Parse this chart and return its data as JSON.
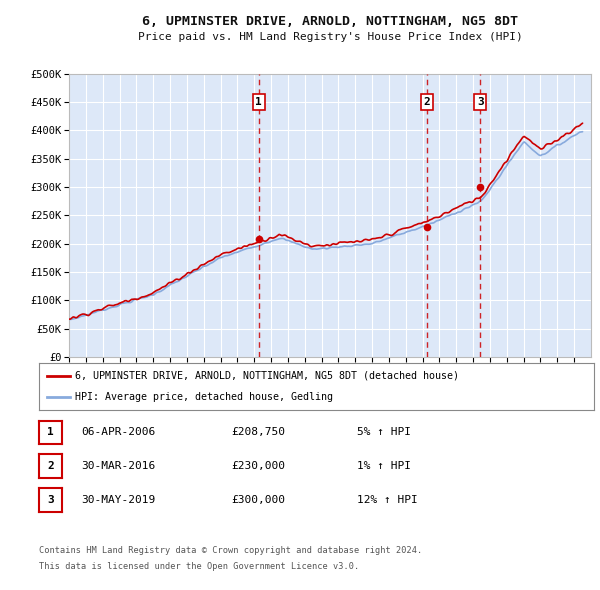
{
  "title": "6, UPMINSTER DRIVE, ARNOLD, NOTTINGHAM, NG5 8DT",
  "subtitle": "Price paid vs. HM Land Registry's House Price Index (HPI)",
  "background_color": "#dde8f8",
  "fig_bg_color": "#ffffff",
  "red_color": "#cc0000",
  "blue_color": "#88aadd",
  "grid_color": "#ffffff",
  "ylim": [
    0,
    500000
  ],
  "yticks": [
    0,
    50000,
    100000,
    150000,
    200000,
    250000,
    300000,
    350000,
    400000,
    450000,
    500000
  ],
  "ytick_labels": [
    "£0",
    "£50K",
    "£100K",
    "£150K",
    "£200K",
    "£250K",
    "£300K",
    "£350K",
    "£400K",
    "£450K",
    "£500K"
  ],
  "transactions": [
    {
      "num": 1,
      "date": "06-APR-2006",
      "price": 208750,
      "year": 2006.27,
      "hpi_pct": "5%"
    },
    {
      "num": 2,
      "date": "30-MAR-2016",
      "price": 230000,
      "year": 2016.25,
      "hpi_pct": "1%"
    },
    {
      "num": 3,
      "date": "30-MAY-2019",
      "price": 300000,
      "year": 2019.42,
      "hpi_pct": "12%"
    }
  ],
  "legend_line1": "6, UPMINSTER DRIVE, ARNOLD, NOTTINGHAM, NG5 8DT (detached house)",
  "legend_line2": "HPI: Average price, detached house, Gedling",
  "footer1": "Contains HM Land Registry data © Crown copyright and database right 2024.",
  "footer2": "This data is licensed under the Open Government Licence v3.0.",
  "xmin": 1995,
  "xmax": 2026
}
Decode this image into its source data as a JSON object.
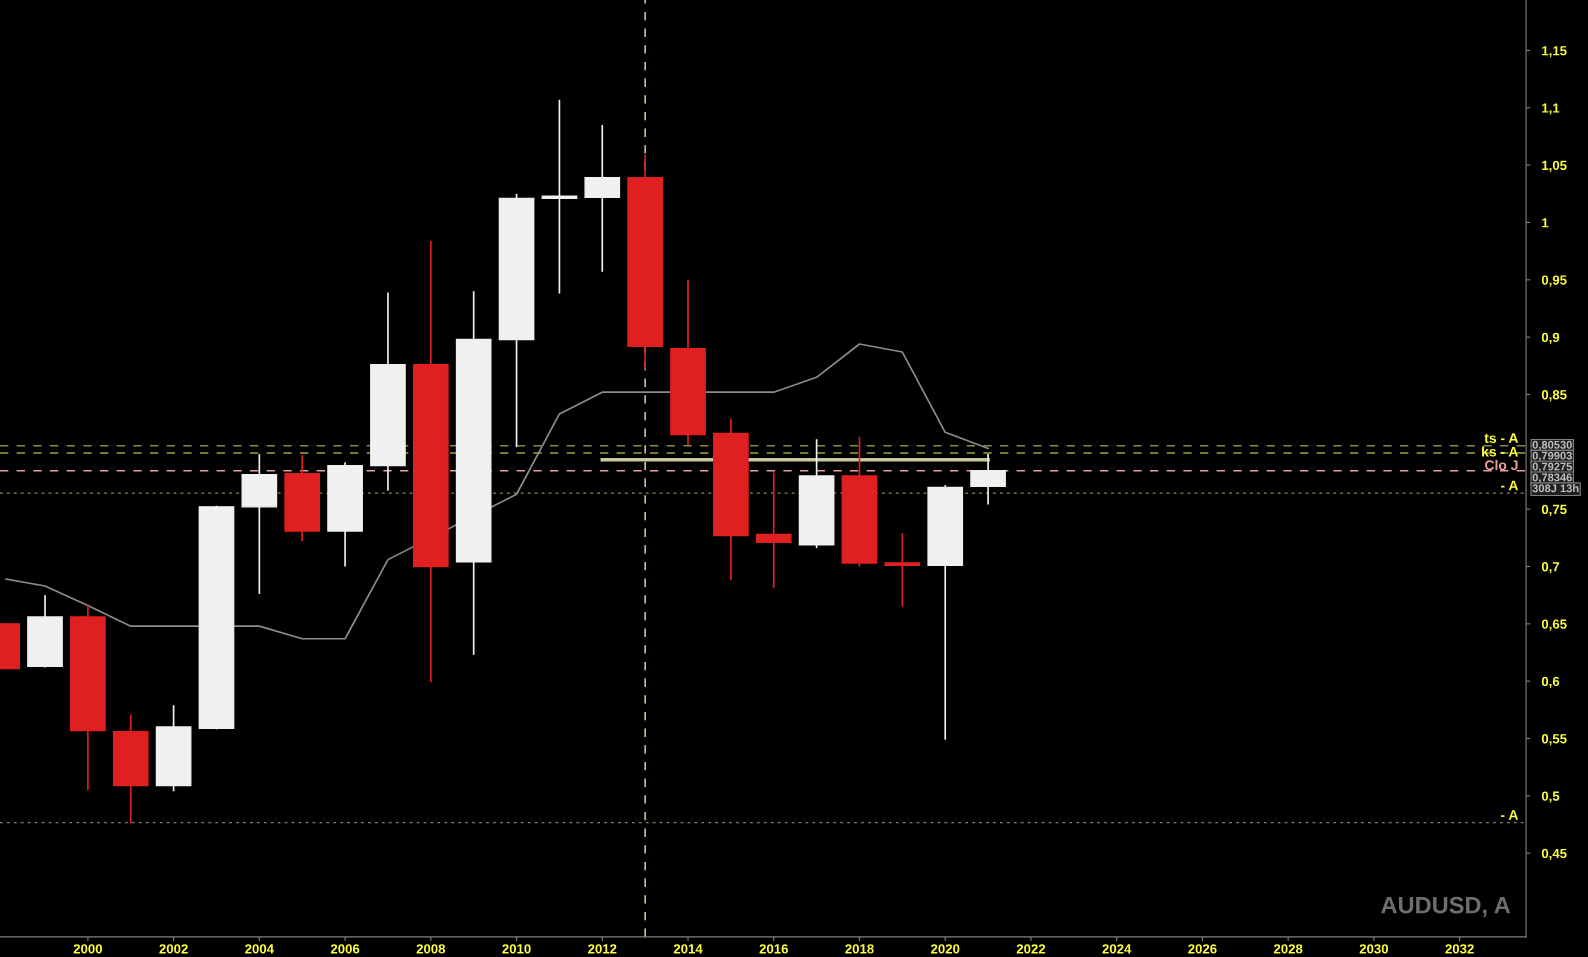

:: GIVEN PROBLEM ::
Leave the pictures out, and transcribe each of the records exactly.

:: EXERCISE ANSWER ::
Parse this chart and return its data as JSON.
{
  "title": "6, UPMINSTER DRIVE, ARNOLD, NOTTINGHAM, NG5 8DT",
  "subtitle": "Price paid vs. HM Land Registry's House Price Index (HPI)",
  "background_color": "#dde8f8",
  "fig_bg_color": "#ffffff",
  "red_color": "#cc0000",
  "blue_color": "#88aadd",
  "grid_color": "#ffffff",
  "ylim": [
    0,
    500000
  ],
  "yticks": [
    0,
    50000,
    100000,
    150000,
    200000,
    250000,
    300000,
    350000,
    400000,
    450000,
    500000
  ],
  "ytick_labels": [
    "£0",
    "£50K",
    "£100K",
    "£150K",
    "£200K",
    "£250K",
    "£300K",
    "£350K",
    "£400K",
    "£450K",
    "£500K"
  ],
  "transactions": [
    {
      "num": 1,
      "date": "06-APR-2006",
      "price": 208750,
      "year": 2006.27,
      "hpi_pct": "5%"
    },
    {
      "num": 2,
      "date": "30-MAR-2016",
      "price": 230000,
      "year": 2016.25,
      "hpi_pct": "1%"
    },
    {
      "num": 3,
      "date": "30-MAY-2019",
      "price": 300000,
      "year": 2019.42,
      "hpi_pct": "12%"
    }
  ],
  "legend_line1": "6, UPMINSTER DRIVE, ARNOLD, NOTTINGHAM, NG5 8DT (detached house)",
  "legend_line2": "HPI: Average price, detached house, Gedling",
  "footer1": "Contains HM Land Registry data © Crown copyright and database right 2024.",
  "footer2": "This data is licensed under the Open Government Licence v3.0.",
  "xmin": 1995,
  "xmax": 2026
}
Decode this image into its source data as a JSON object.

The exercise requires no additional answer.